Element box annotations
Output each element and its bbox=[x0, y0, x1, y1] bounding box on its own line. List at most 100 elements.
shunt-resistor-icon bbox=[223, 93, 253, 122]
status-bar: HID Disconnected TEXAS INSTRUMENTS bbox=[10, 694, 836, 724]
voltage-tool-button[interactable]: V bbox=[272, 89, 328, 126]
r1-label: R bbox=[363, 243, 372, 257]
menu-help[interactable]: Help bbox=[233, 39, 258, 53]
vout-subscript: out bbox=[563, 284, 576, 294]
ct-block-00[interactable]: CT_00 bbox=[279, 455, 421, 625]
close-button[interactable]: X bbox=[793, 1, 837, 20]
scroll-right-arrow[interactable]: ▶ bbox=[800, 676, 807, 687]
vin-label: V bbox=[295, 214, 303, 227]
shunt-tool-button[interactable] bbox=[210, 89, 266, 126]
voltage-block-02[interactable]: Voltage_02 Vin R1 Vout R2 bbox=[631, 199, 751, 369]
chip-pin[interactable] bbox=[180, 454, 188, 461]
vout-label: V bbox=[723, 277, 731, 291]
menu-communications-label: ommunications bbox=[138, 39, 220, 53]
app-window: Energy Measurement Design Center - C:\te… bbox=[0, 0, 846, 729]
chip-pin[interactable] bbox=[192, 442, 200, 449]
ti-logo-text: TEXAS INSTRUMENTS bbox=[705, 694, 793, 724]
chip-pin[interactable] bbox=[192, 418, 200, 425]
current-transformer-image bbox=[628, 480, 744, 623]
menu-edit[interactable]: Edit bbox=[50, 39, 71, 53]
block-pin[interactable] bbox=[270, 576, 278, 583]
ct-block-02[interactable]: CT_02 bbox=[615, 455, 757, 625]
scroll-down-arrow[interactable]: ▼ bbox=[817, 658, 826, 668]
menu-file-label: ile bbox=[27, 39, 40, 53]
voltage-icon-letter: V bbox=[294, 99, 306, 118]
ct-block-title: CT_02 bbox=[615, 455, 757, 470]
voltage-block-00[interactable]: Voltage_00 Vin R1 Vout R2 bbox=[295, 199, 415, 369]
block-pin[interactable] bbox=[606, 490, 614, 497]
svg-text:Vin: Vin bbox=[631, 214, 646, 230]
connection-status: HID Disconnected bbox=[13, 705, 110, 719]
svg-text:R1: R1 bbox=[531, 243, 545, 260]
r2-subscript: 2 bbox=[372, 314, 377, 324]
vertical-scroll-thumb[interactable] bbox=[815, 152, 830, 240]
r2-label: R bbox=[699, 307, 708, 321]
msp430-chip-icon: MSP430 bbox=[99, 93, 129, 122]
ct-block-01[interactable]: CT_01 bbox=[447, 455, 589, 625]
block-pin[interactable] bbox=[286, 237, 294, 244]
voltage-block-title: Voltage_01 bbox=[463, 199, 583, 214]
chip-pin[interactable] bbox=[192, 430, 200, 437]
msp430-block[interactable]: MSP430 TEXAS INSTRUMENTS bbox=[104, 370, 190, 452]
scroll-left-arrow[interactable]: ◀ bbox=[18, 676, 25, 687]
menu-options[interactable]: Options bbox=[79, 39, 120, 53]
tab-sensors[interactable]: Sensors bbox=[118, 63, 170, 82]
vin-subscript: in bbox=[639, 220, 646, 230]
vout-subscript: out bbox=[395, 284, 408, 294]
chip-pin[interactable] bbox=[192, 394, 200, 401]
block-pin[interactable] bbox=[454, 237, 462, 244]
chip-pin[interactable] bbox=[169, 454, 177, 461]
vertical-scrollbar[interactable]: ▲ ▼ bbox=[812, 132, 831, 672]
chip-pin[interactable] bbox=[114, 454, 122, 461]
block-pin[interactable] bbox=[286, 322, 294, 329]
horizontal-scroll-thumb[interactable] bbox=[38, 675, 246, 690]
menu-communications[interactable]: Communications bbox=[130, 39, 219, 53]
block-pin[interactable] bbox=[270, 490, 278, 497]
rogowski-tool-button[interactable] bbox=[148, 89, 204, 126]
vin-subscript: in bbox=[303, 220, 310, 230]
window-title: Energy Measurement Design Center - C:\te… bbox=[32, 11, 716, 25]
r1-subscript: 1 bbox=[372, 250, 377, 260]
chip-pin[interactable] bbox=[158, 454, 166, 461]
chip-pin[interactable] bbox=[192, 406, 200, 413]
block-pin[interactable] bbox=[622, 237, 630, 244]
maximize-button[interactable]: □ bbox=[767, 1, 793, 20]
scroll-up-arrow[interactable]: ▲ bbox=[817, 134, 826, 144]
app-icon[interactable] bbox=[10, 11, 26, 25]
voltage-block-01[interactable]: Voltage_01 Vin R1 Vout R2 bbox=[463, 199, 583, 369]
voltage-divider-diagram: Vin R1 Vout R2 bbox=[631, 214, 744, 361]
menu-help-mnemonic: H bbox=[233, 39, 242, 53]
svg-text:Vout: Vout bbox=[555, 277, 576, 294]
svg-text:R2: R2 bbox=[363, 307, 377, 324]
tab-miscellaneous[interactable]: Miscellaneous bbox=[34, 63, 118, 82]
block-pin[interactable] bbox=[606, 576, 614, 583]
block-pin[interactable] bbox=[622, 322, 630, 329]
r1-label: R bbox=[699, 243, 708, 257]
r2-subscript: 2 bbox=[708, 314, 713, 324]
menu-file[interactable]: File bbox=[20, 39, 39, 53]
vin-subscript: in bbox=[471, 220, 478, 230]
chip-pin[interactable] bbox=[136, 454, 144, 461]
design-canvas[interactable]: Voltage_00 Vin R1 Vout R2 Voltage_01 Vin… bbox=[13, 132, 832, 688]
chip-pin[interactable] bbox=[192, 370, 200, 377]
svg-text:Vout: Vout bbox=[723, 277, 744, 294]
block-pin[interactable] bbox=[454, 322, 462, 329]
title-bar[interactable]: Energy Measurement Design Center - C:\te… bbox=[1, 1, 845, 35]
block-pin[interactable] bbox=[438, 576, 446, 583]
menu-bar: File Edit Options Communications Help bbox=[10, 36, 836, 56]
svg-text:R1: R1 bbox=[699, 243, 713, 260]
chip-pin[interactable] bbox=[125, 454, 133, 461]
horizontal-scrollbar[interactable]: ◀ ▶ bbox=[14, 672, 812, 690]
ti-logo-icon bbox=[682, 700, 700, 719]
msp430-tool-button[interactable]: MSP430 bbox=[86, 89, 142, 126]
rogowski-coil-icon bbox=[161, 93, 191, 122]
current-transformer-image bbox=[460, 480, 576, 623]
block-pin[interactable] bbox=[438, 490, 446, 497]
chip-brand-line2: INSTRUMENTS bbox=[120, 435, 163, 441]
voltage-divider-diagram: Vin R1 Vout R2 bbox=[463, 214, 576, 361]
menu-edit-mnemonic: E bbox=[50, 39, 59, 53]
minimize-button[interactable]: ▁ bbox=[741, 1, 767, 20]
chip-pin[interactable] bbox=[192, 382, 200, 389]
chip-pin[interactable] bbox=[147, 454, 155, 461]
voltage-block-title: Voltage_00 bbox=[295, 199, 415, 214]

### What is being asked
Return the rows starting at the first line of the rows and ending after the line that contains "voltage-tool-button[interactable]: V bbox=[272, 89, 328, 126]", both included, reproducing each line exactly.

### Exercise response
Output each element and its bbox=[x0, y0, x1, y1] bounding box on its own line. List at most 100 elements.
shunt-resistor-icon bbox=[223, 93, 253, 122]
status-bar: HID Disconnected TEXAS INSTRUMENTS bbox=[10, 694, 836, 724]
voltage-tool-button[interactable]: V bbox=[272, 89, 328, 126]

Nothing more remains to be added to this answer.